Data entries
--- START ---
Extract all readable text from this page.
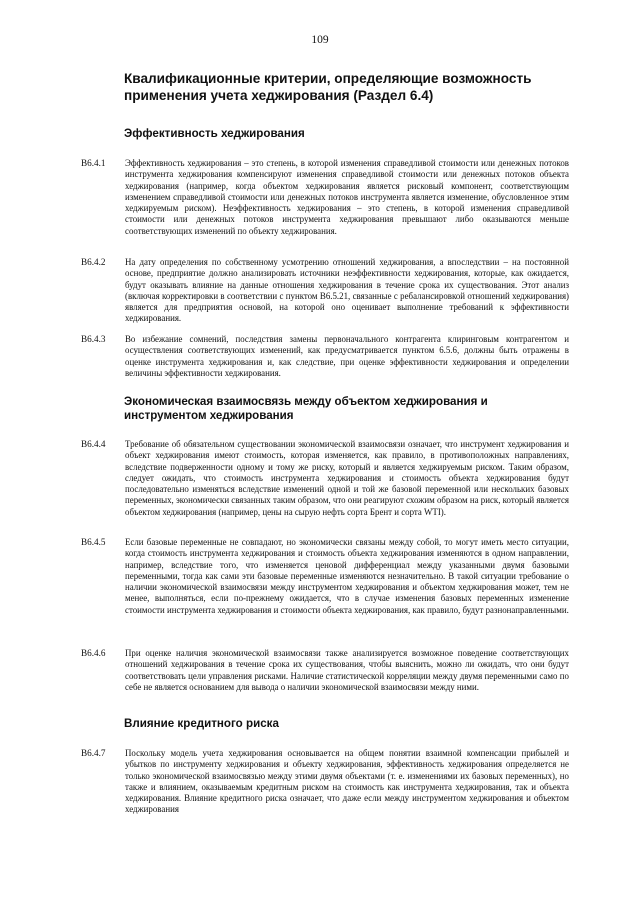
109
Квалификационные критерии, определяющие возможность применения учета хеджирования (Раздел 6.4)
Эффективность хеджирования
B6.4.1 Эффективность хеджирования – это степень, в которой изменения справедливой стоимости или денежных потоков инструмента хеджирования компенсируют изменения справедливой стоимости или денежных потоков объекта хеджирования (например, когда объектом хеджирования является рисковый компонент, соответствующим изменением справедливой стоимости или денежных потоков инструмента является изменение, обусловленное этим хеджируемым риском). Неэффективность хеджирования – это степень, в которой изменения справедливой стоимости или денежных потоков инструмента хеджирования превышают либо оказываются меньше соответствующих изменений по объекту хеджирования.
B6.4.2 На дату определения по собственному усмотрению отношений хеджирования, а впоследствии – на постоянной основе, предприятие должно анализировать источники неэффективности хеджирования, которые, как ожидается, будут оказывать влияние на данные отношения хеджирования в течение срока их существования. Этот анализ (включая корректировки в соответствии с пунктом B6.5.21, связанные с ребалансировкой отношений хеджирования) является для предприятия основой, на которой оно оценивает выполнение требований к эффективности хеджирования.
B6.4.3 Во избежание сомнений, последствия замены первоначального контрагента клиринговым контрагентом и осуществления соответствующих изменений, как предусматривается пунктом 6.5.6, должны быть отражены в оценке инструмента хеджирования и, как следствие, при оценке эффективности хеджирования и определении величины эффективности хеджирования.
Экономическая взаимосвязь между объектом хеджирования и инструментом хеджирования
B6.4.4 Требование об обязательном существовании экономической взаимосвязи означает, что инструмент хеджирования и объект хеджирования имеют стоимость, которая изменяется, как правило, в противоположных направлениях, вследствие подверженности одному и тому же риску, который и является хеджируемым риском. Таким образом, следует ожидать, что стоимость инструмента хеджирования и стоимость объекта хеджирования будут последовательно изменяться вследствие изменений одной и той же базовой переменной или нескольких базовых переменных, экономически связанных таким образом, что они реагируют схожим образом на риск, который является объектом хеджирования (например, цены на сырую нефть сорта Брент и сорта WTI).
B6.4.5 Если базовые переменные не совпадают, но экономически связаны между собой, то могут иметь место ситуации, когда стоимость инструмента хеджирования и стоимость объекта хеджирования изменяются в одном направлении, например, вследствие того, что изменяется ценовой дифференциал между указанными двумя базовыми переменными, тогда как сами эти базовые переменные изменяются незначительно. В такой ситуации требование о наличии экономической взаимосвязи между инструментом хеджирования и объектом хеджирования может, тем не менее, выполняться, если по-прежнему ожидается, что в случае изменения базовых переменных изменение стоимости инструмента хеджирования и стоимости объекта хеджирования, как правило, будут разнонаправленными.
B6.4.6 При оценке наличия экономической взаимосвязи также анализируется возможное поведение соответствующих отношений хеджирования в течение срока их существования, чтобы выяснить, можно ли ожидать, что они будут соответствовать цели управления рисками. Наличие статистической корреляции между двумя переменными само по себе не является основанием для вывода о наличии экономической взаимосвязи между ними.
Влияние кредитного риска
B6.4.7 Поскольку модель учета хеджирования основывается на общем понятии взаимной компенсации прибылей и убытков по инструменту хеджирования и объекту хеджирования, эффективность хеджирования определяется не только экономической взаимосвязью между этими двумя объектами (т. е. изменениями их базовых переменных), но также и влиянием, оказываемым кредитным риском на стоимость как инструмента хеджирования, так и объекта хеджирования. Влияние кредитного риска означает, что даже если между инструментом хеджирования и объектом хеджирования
--- END ---
Read through the lines above and collect those that contain the string "кредитного".

Problem solution:
Влияние кредитного риска
B6.4.7 Поскольку модель учета хеджирования основывается на общем понятии взаимной компенсации прибылей и убытков по инструменту хеджирования и объекту хеджирования, эффективность хеджирования определяется не только экономической взаимосвязью между этими двумя объектами (т. е. изменениями их базовых переменных), но также и влиянием, оказываемым кредитным риском на стоимость как инструмента хеджирования, так и объекта хеджирования. Влияние кредитного риска означает, что даже если между инструментом хеджирования и объектом хеджирования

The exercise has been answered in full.